Will augmented reality (AR) finally gain widespread adoption in print and digital marketing communications? When will it move beyond its current (and very solidly growing) base of enterprise applications (including education, training, and design), gaming, and social media? To find out, ARtillry Intelligence worked with Thrive to survey 2000+ U.S. adults.

The survey, “Mobile AR: Usage and Consumer Attitudes,” finds that more than one-third of consumers have used a mobile AR app. While this isn’t as high as many would like, the survey also finds that people who are adopting mobile AR aren’t casual users. They are highly active and engaged. For example:

  • 32% of consumers have used a mobile AR app.
  • More than one-half report using mobile AR apps at least once per week.
  • 73% rate themselves as being “satisfied” or “highly satisfied” with their experiences.

Revenue from these early users is growing. ARtillry projects consumer AR revenues to grow from $975 million in 2016 to $14.02 billion in 2021. Until 2021, however, most of that revenue will come from mobile AR apps and e-commerce rather than marketing opportunities. (The top app category “by far,” according to ARtillry, is gaming.) In a separate report, ARtillry forecasts AR to reach $19.5 billion by 2023 for enterprise applications.

The challenge for adoption in marketing, of course, is anticipating when AR will gain wider spread consumer adoption. The biggest challenge at present, ARtillry indicates, is that the gap between AR users and non-users is vast. While mobile AR users are highly engaged, non-users are highly disengaged. Specifically, non-users report a low likelihood of adopting “soon”and exhibit a lack of interest.

This ARtillry explains, is not unique to AR. It is the challenge for all immersive technologies:

This disparity between current-user satisfaction and non-user disinterest underscores a key challenge for immersive technologies: you have to “see it to believe it.” In order to reach high satisfaction levels, apps have to first be tried.Put another way, AR’s highly visual and immersive format is a double-edged sword. It can create strong affinities and high engagement levels. But the visceral nature of its experience can’t be communicated to prospective users with traditional marketing such as ad copy or even video. . . It will take time and cost reductions before they reach a more meaningful share of the consumer public.

Will AR get there? I think we’re all pretty sure it’s inevitable. AR has already become integrated into the fabric of our lives, even if it’s “trying on” sunglasses through a SnapChat-style filter. We don’t think of it as AR, however. It’s just a functionality that has been normalized and we have come to expect. For mobile AR, that’s a good thing.  People will use AR as long as it’s easy and they don’t have to think too hard about doing it.

Marketers are starting to open their wallets to tap into the enthusiasm of these early adopters, especially since these users’ active participation is translating into revenue. As reported by VXChange, for example:

Research has shown that nearly seven out of ten media planners want to incorporate more AR experiences into their advertising efforts to boost customer engagement. Deloitte’s 2018 report on technology trends for mid-market companies (those with annual revenues between $100 million and $1 billion) found that a majority of them are experimenting with AR in various forms to help grow their business.

So let’s hear from you...those on the front lines of marketing. Are you offering AR in your marketing toolbox? If so, where do you see AR gaining traction?

* * * * *

*Study questions*:
1 > List every dollar amount that appears in the AR marketing article, in the order given.
2 > Update the part of the AR marketing article that opens with the words containing "Revenue from these" and closes with "for enterprise applications.", replacing "e-commerce" with "in-app purchases".
The rows after this point are separate material with no connection to the article.

*Data provided*:
* * * * *

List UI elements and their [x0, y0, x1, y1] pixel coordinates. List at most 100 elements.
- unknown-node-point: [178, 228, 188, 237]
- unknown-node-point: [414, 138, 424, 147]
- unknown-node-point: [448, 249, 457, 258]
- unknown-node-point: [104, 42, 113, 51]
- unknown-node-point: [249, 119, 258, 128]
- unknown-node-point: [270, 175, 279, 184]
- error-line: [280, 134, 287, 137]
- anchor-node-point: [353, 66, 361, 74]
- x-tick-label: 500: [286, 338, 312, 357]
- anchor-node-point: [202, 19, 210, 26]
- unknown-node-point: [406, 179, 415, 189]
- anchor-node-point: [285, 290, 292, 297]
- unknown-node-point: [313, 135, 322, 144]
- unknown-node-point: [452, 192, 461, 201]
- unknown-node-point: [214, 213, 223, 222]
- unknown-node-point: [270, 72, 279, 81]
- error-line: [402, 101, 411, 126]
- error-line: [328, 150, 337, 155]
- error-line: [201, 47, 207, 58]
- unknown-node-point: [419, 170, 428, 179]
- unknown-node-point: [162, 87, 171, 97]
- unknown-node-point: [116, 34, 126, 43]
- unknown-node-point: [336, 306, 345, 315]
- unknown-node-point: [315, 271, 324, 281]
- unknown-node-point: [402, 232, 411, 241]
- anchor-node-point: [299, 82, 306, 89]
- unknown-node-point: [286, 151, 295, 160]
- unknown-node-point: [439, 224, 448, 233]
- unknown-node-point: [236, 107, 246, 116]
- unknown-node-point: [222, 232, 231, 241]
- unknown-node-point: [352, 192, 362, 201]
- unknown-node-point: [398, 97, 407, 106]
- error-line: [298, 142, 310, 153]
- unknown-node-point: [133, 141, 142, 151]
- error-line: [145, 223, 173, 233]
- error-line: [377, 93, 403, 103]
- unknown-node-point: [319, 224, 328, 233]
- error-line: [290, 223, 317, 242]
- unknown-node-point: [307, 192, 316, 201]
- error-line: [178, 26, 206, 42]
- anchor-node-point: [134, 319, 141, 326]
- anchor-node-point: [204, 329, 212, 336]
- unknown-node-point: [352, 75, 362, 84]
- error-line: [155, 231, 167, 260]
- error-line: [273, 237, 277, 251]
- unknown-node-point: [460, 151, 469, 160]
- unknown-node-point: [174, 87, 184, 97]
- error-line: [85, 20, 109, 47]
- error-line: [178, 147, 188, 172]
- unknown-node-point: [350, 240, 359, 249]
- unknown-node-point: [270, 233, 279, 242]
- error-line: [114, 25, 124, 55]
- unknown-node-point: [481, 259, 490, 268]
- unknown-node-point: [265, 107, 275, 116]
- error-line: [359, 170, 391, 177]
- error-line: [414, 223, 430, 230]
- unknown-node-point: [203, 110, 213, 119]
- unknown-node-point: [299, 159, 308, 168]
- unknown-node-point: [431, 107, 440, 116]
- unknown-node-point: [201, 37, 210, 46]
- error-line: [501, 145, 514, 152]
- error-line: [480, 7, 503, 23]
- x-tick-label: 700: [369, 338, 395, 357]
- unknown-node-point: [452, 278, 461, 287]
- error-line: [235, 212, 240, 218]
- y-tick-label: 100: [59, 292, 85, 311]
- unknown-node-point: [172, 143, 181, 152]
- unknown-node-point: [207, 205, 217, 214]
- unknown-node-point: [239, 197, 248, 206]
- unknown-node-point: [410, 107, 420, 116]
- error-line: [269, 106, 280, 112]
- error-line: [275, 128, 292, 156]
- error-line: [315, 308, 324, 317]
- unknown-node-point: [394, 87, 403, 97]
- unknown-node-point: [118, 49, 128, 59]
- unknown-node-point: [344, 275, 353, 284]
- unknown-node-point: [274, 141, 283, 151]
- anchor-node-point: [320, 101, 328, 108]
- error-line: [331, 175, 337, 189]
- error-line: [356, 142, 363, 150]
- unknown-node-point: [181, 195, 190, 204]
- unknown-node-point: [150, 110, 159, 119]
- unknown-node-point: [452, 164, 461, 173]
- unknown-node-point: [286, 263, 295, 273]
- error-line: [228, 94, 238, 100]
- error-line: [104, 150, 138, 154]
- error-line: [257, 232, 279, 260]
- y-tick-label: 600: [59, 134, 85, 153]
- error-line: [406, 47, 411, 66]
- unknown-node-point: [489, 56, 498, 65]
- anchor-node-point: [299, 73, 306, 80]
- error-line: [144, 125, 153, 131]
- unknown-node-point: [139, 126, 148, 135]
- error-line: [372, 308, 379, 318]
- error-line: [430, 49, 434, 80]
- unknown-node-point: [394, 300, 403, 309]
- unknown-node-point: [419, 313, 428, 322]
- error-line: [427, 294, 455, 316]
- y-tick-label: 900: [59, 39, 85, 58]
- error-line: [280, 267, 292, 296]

* * * * *

*Solutions to the tasks*:
1 >
- $975 million
- $14.02 billion
- $19.5 billion
- $100 million
- $1 billion

2 >
Revenue from these early users is growing. ARtillry projects consumer AR revenues to grow from $975 million in 2016 to $14.02 billion in 2021. Until 2021, however, most of that revenue will come from mobile AR apps and in-app purchases rather than marketing opportunities. (The top app category “by far,” according to ARtillry, is gaming.) In a separate report, ARtillry forecasts AR to reach $19.5 billion by 2023 for enterprise applications.